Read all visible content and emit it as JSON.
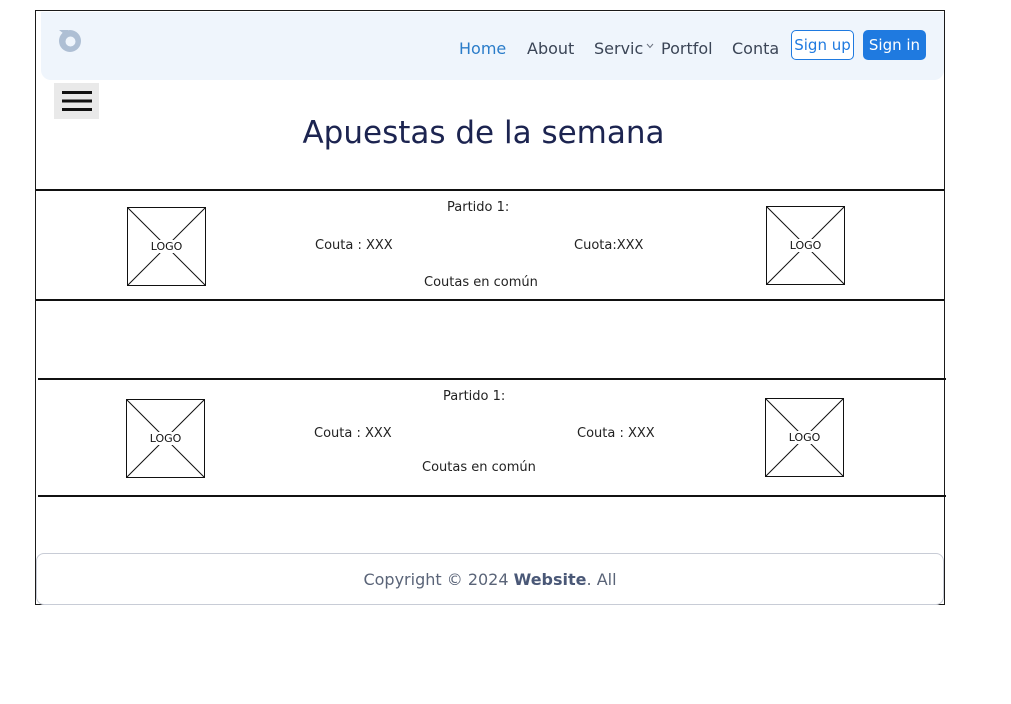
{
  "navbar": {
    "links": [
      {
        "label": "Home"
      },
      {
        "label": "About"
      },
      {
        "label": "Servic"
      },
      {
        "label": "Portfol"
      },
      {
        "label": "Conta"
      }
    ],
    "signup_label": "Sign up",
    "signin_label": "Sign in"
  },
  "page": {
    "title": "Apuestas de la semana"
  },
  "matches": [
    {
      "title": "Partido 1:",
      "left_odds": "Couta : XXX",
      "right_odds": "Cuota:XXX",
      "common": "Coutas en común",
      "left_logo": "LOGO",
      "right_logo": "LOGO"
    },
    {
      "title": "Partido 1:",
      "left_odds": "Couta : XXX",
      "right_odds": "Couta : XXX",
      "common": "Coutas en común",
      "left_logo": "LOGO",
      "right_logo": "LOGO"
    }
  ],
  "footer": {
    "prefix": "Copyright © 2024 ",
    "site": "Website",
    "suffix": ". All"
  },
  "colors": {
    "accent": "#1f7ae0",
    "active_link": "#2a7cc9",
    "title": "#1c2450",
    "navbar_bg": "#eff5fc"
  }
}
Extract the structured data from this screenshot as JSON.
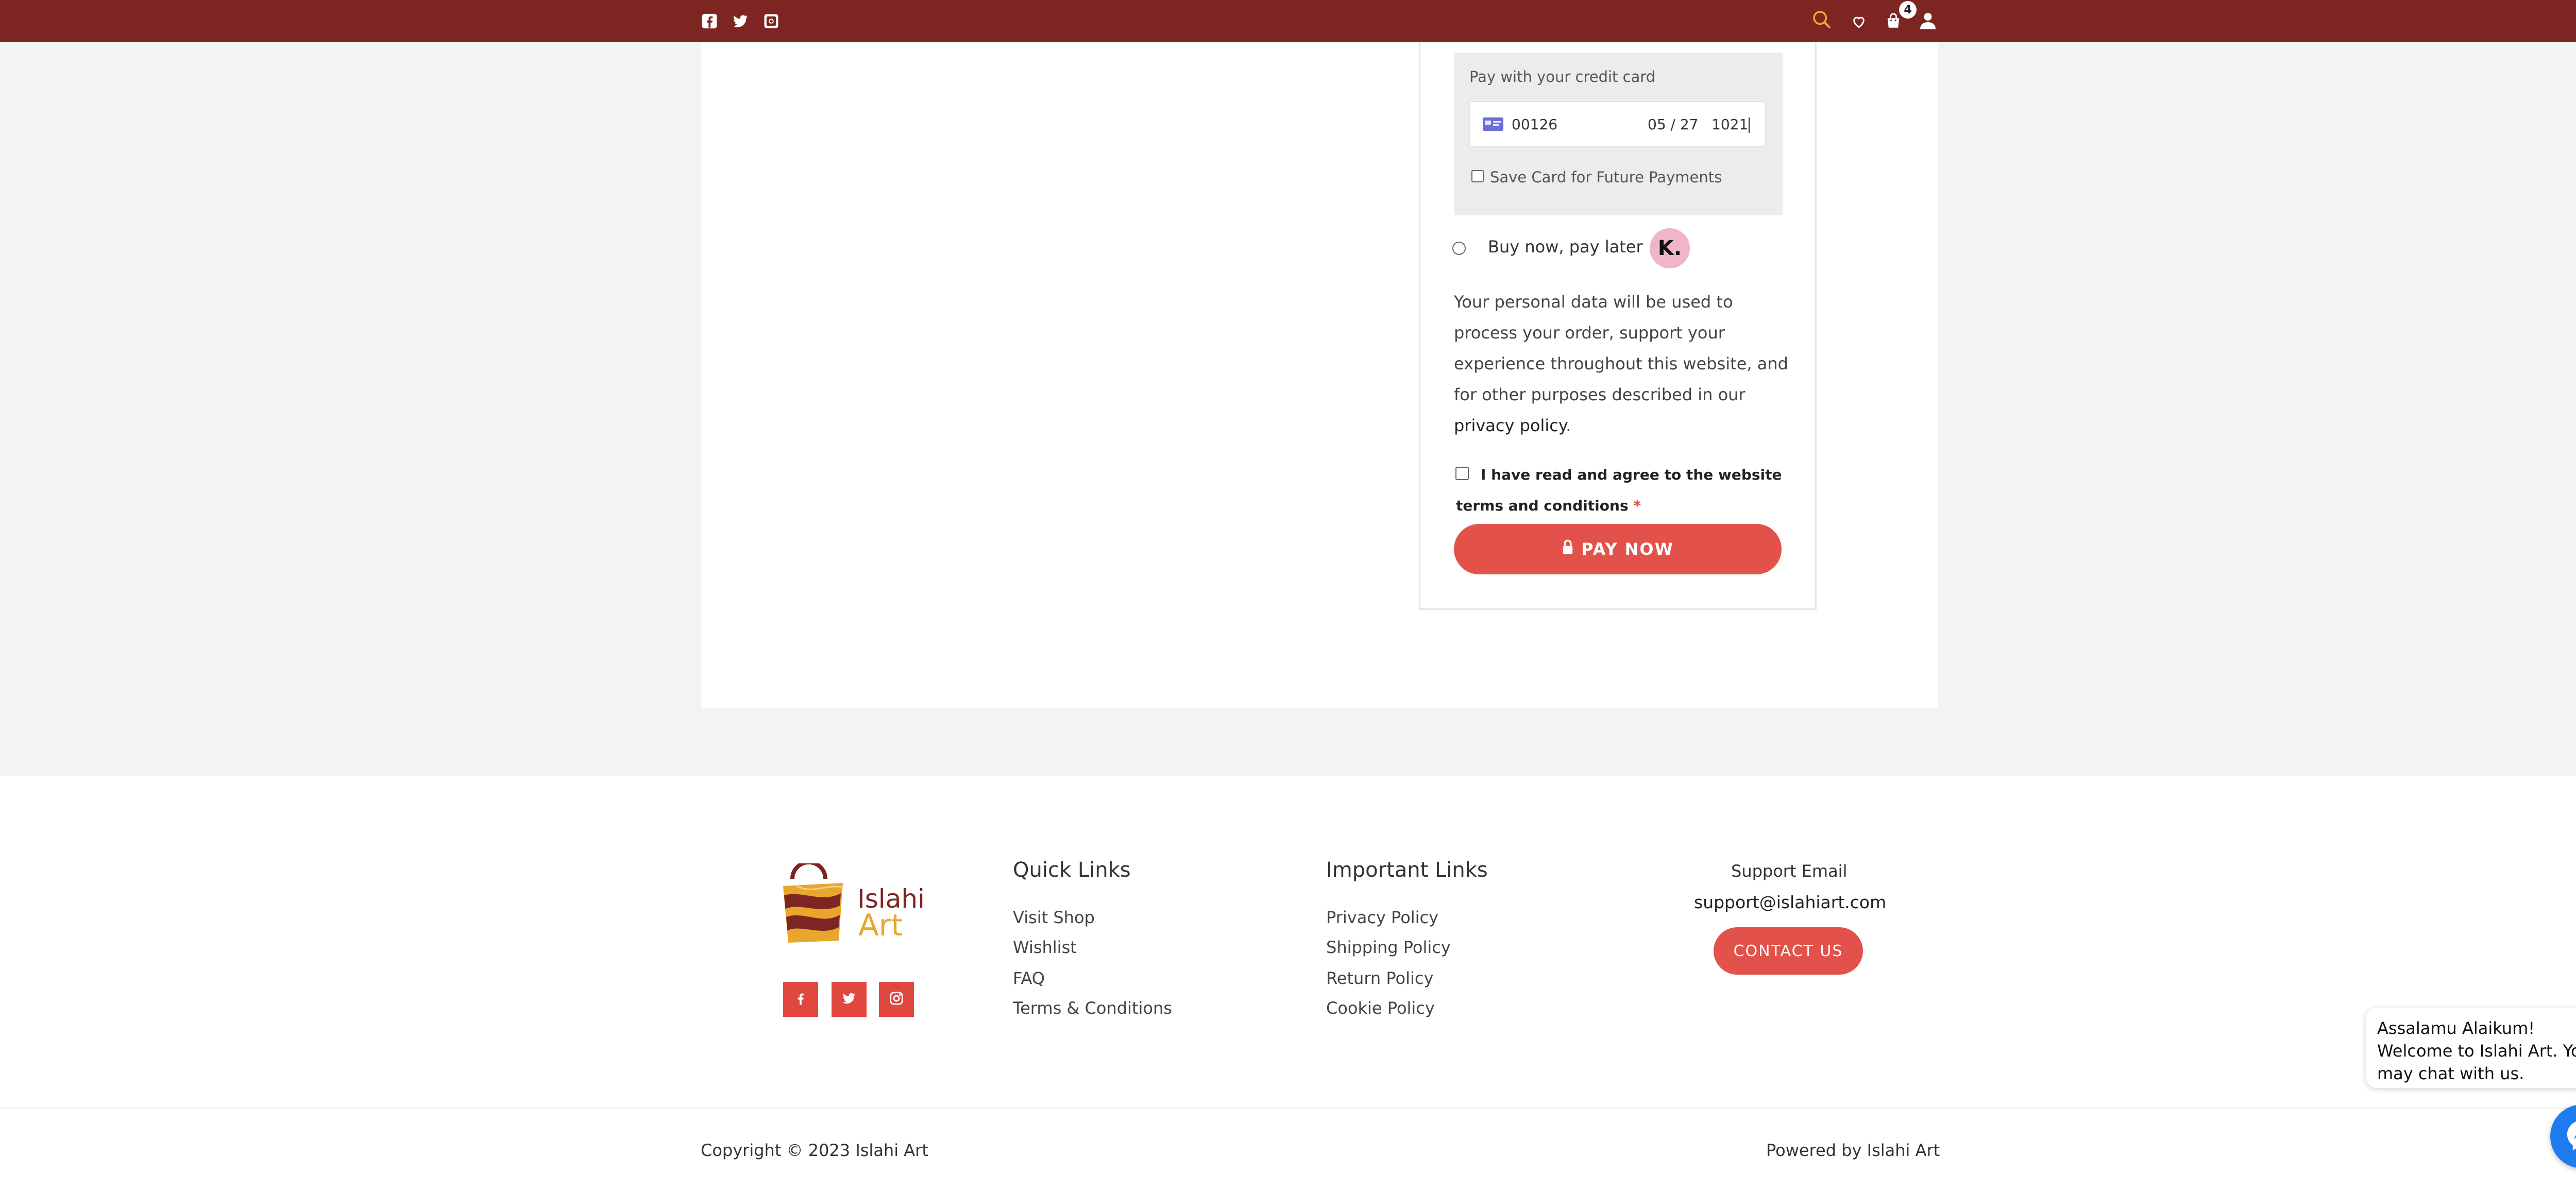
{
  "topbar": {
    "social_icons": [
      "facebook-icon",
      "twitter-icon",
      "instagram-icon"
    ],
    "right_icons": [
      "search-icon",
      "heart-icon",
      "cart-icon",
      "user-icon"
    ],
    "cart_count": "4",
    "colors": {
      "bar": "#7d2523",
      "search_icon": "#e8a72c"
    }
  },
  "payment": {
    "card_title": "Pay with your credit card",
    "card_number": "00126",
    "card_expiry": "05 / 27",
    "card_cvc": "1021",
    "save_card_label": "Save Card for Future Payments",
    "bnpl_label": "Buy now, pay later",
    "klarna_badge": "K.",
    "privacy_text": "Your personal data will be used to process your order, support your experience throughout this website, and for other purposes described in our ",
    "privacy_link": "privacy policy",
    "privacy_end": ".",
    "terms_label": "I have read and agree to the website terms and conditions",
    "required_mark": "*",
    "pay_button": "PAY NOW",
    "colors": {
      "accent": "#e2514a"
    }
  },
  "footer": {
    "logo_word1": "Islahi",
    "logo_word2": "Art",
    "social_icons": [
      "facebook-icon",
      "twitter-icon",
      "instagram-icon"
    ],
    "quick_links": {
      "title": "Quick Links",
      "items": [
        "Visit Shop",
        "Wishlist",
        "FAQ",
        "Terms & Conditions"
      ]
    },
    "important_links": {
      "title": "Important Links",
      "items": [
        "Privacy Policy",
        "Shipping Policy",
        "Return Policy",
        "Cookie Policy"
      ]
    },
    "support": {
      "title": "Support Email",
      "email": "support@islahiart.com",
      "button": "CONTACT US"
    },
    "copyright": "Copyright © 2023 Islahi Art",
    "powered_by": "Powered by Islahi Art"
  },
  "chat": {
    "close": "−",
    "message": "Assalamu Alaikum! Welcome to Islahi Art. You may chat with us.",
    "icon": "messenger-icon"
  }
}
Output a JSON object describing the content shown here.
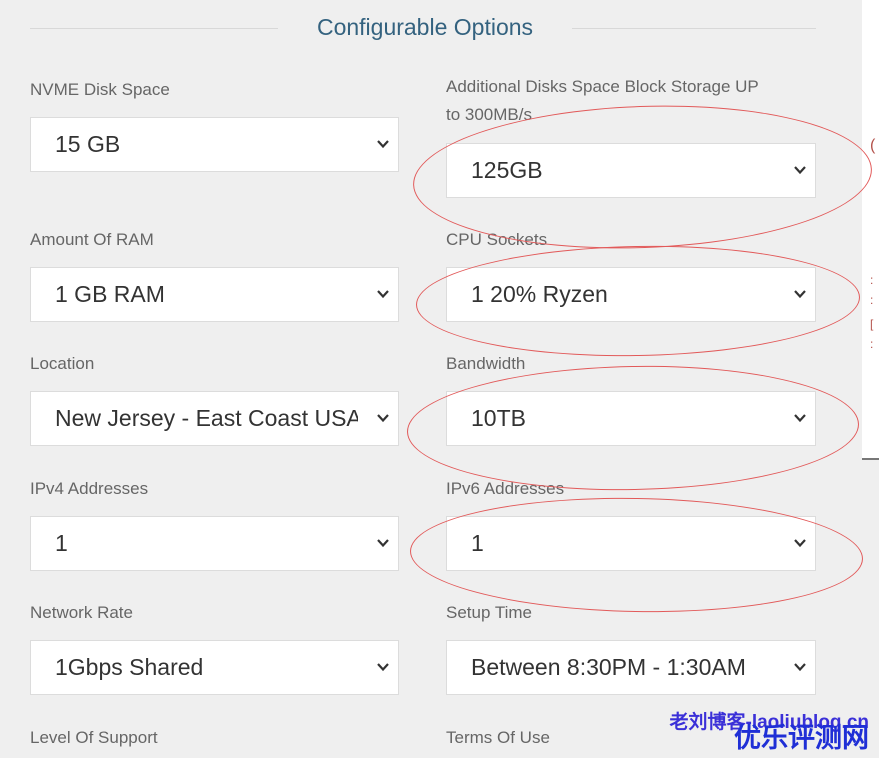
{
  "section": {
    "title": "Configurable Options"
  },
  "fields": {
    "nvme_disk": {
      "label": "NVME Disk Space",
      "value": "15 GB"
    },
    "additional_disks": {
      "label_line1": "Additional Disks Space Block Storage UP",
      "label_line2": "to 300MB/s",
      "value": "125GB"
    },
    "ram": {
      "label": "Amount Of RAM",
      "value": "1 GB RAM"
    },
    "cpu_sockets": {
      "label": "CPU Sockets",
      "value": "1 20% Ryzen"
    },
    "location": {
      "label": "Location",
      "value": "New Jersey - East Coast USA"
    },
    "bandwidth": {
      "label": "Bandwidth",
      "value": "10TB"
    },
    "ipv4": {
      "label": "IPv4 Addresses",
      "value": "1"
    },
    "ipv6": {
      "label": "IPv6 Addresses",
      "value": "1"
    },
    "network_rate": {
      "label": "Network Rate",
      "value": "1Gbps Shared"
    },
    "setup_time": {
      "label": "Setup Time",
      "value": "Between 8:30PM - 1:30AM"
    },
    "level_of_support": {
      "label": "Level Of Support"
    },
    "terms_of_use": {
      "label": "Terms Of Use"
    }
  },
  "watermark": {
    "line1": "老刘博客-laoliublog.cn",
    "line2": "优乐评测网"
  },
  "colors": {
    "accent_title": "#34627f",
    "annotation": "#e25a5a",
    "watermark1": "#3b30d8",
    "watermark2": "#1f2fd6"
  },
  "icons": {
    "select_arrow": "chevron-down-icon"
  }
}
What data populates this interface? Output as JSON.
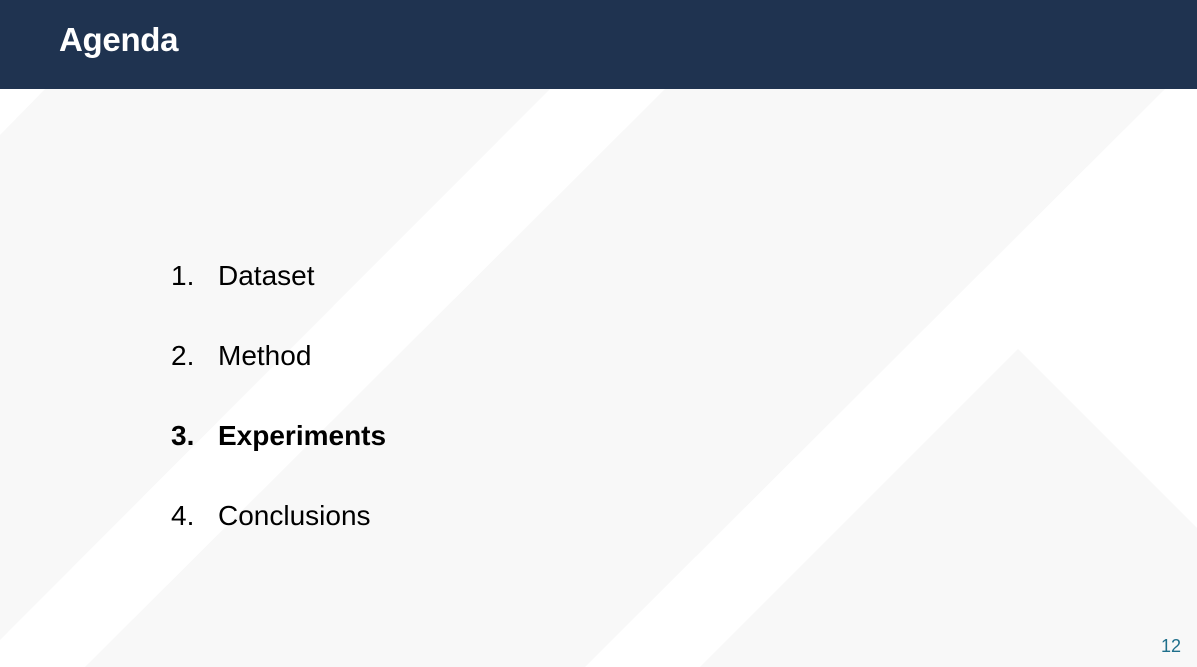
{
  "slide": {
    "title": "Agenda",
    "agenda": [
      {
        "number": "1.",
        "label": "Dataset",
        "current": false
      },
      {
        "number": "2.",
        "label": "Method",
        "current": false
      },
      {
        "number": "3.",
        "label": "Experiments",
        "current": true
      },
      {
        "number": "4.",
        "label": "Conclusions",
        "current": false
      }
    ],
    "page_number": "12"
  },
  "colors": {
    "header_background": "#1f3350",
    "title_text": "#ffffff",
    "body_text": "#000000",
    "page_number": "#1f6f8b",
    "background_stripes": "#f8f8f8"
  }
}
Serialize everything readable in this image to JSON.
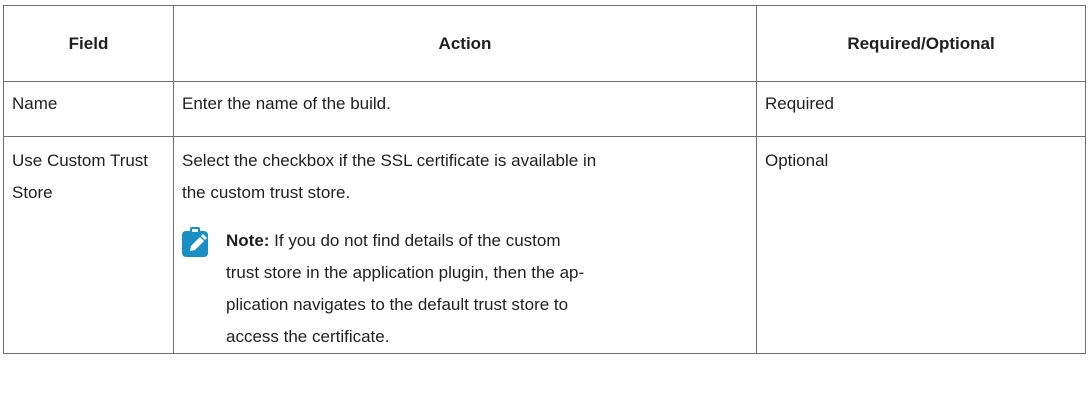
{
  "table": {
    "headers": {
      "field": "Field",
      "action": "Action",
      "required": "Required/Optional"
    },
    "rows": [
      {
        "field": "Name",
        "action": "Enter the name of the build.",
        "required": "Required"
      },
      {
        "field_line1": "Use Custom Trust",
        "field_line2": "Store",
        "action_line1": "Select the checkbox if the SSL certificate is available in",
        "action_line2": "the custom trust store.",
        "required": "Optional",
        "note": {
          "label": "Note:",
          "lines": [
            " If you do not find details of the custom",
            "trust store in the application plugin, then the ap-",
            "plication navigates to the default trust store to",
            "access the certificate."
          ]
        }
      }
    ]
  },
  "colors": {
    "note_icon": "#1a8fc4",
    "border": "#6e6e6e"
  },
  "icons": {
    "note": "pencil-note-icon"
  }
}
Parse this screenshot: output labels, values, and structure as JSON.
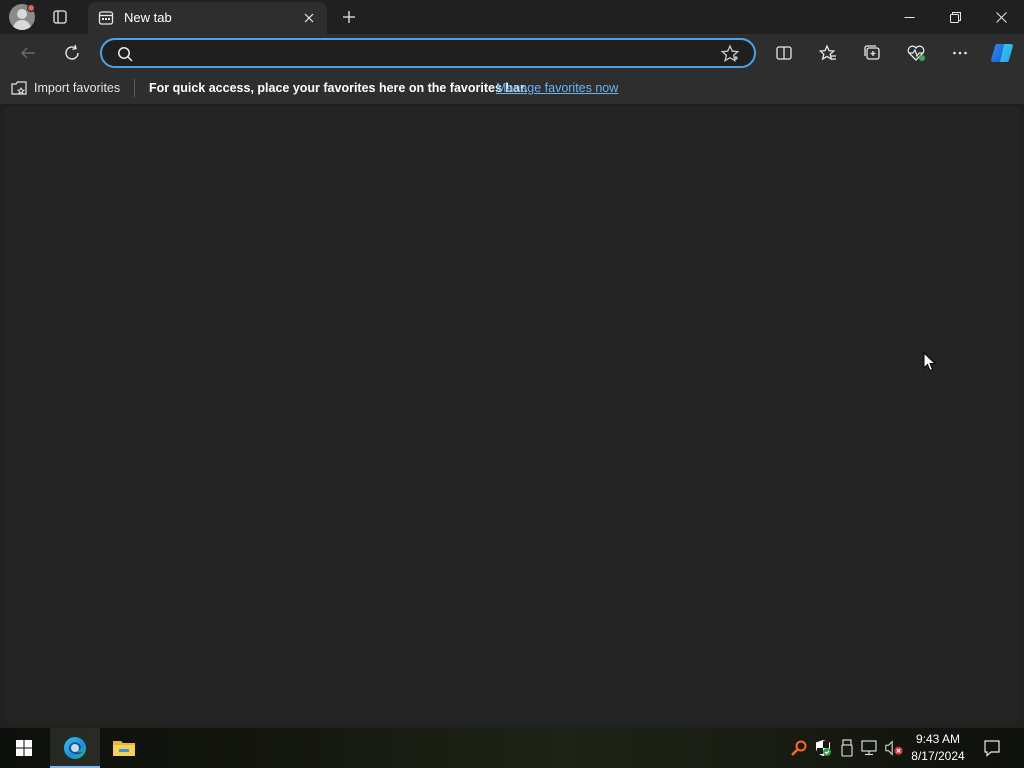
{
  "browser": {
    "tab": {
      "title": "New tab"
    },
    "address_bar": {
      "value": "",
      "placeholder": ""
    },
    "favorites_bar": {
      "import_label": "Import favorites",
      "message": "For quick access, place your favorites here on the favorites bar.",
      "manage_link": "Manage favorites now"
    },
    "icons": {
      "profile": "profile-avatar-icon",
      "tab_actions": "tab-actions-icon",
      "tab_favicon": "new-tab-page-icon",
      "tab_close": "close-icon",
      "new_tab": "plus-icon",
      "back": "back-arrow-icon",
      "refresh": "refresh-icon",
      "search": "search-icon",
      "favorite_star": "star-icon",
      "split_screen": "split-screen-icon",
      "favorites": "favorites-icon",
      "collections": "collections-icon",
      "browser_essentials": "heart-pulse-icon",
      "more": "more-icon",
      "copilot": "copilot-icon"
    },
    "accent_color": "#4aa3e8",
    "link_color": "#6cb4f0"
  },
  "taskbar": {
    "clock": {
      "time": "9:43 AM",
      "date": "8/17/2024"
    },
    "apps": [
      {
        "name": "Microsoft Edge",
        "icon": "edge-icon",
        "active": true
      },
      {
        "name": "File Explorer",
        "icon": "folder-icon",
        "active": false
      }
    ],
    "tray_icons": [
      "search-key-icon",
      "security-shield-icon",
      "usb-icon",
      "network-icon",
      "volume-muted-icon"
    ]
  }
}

- - -

[PROMPT]: List every line from the entries above in which "access" appears.

[EXPECTED ANSWER]:
            "access the certificate."
      "message": "For quick access, place your favorites here on the favorites bar.",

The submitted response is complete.